Exercise: Your task is to reproduce the material exactly.

[BEGIN Input]

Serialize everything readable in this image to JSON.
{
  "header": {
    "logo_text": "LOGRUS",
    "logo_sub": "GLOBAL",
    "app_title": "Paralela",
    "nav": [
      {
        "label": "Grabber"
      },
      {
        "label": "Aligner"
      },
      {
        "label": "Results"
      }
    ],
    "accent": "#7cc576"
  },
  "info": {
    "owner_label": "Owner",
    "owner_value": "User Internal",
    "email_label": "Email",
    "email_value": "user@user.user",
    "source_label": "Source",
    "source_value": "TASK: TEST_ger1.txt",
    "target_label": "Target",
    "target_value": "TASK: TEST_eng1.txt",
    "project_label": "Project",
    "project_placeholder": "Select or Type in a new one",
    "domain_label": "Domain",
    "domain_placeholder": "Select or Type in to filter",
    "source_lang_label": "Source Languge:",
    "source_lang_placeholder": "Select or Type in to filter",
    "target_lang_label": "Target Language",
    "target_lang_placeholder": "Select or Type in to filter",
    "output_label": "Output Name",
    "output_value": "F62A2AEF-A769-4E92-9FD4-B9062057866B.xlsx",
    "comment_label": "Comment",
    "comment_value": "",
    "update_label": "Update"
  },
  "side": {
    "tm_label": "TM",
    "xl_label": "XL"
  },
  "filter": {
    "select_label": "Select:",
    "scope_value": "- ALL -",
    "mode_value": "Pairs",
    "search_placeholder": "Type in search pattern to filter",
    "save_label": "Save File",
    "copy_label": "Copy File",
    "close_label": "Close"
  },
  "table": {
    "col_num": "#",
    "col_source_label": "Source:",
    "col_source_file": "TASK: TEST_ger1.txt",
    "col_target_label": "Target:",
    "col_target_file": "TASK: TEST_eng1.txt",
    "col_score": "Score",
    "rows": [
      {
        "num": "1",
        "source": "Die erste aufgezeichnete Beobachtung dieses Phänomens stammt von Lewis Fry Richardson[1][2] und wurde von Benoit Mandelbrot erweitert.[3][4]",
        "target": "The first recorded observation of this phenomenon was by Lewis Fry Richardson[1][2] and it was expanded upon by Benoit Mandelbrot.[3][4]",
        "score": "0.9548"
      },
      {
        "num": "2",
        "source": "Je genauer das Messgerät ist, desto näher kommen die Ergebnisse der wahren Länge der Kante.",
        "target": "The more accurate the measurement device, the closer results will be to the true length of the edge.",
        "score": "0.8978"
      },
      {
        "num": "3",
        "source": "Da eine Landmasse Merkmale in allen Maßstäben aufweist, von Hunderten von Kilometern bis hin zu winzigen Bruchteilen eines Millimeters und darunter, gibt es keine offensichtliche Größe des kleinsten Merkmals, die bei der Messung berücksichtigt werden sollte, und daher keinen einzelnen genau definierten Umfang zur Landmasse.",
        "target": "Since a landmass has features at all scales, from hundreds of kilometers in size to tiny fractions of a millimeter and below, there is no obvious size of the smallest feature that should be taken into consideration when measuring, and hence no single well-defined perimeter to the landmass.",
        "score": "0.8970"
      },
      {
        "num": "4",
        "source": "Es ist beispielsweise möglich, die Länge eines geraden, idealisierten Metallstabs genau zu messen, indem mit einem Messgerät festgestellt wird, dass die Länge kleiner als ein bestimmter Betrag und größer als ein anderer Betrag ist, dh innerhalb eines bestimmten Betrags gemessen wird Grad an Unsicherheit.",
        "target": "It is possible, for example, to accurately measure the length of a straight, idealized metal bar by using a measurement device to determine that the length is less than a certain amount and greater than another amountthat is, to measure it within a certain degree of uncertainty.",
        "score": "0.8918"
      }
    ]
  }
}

[END Input]

Exercise result:
Serialize everything readable in this image to JSON.
{
  "header": {
    "logo_text": "LOGRUS",
    "logo_sub": "GLOBAL",
    "app_title": "Paralela",
    "nav": [
      {
        "label": "Grabber"
      },
      {
        "label": "Aligner"
      },
      {
        "label": "Results"
      }
    ],
    "accent": "#7cc576"
  },
  "info": {
    "owner_label": "Owner",
    "owner_value": "User Internal",
    "email_label": "Email",
    "email_value": "user@user.user",
    "source_label": "Source",
    "source_value": "TASK: TEST_ger1.txt",
    "target_label": "Target",
    "target_value": "TASK: TEST_eng1.txt",
    "project_label": "Project",
    "project_placeholder": "Select or Type in a new one",
    "domain_label": "Domain",
    "domain_placeholder": "Select or Type in to filter",
    "source_lang_label": "Source Languge:",
    "source_lang_placeholder": "Select or Type in to filter",
    "target_lang_label": "Target Language",
    "target_lang_placeholder": "Select or Type in to filter",
    "output_label": "Output Name",
    "output_value": "F62A2AEF-A769-4E92-9FD4-B9062057866B.xlsx",
    "comment_label": "Comment",
    "comment_value": "",
    "update_label": "Update"
  },
  "side": {
    "tm_label": "TM",
    "xl_label": "XL"
  },
  "filter": {
    "select_label": "Select:",
    "scope_value": "- ALL -",
    "mode_value": "Pairs",
    "search_placeholder": "Type in search pattern to filter",
    "save_label": "Save File",
    "copy_label": "Copy File",
    "close_label": "Close"
  },
  "table": {
    "col_num": "#",
    "col_source_label": "Source:",
    "col_source_file": "TASK: TEST_ger1.txt",
    "col_target_label": "Target:",
    "col_target_file": "TASK: TEST_eng1.txt",
    "col_score": "Score",
    "rows": [
      {
        "num": "1",
        "source": "Die erste aufgezeichnete Beobachtung dieses Phänomens stammt von Lewis Fry Richardson[1][2] und wurde von Benoit Mandelbrot erweitert.[3][4]",
        "target": "The first recorded observation of this phenomenon was by Lewis Fry Richardson[1][2] and it was expanded upon by Benoit Mandelbrot.[3][4]",
        "score": "0.9548"
      },
      {
        "num": "2",
        "source": "Je genauer das Messgerät ist, desto näher kommen die Ergebnisse der wahren Länge der Kante.",
        "target": "The more accurate the measurement device, the closer results will be to the true length of the edge.",
        "score": "0.8978"
      },
      {
        "num": "3",
        "source": "Da eine Landmasse Merkmale in allen Maßstäben aufweist, von Hunderten von Kilometern bis hin zu winzigen Bruchteilen eines Millimeters und darunter, gibt es keine offensichtliche Größe des kleinsten Merkmals, die bei der Messung berücksichtigt werden sollte, und daher keinen einzelnen genau definierten Umfang zur Landmasse.",
        "target": "Since a landmass has features at all scales, from hundreds of kilometers in size to tiny fractions of a millimeter and below, there is no obvious size of the smallest feature that should be taken into consideration when measuring, and hence no single well-defined perimeter to the landmass.",
        "score": "0.8970"
      },
      {
        "num": "4",
        "source": "Es ist beispielsweise möglich, die Länge eines geraden, idealisierten Metallstabs genau zu messen, indem mit einem Messgerät festgestellt wird, dass die Länge kleiner als ein bestimmter Betrag und größer als ein anderer Betrag ist, dh innerhalb eines bestimmten Betrags gemessen wird Grad an Unsicherheit.",
        "target": "It is possible, for example, to accurately measure the length of a straight, idealized metal bar by using a measurement device to determine that the length is less than a certain amount and greater than another amountthat is, to measure it within a certain degree of uncertainty.",
        "score": "0.8918"
      }
    ]
  }
}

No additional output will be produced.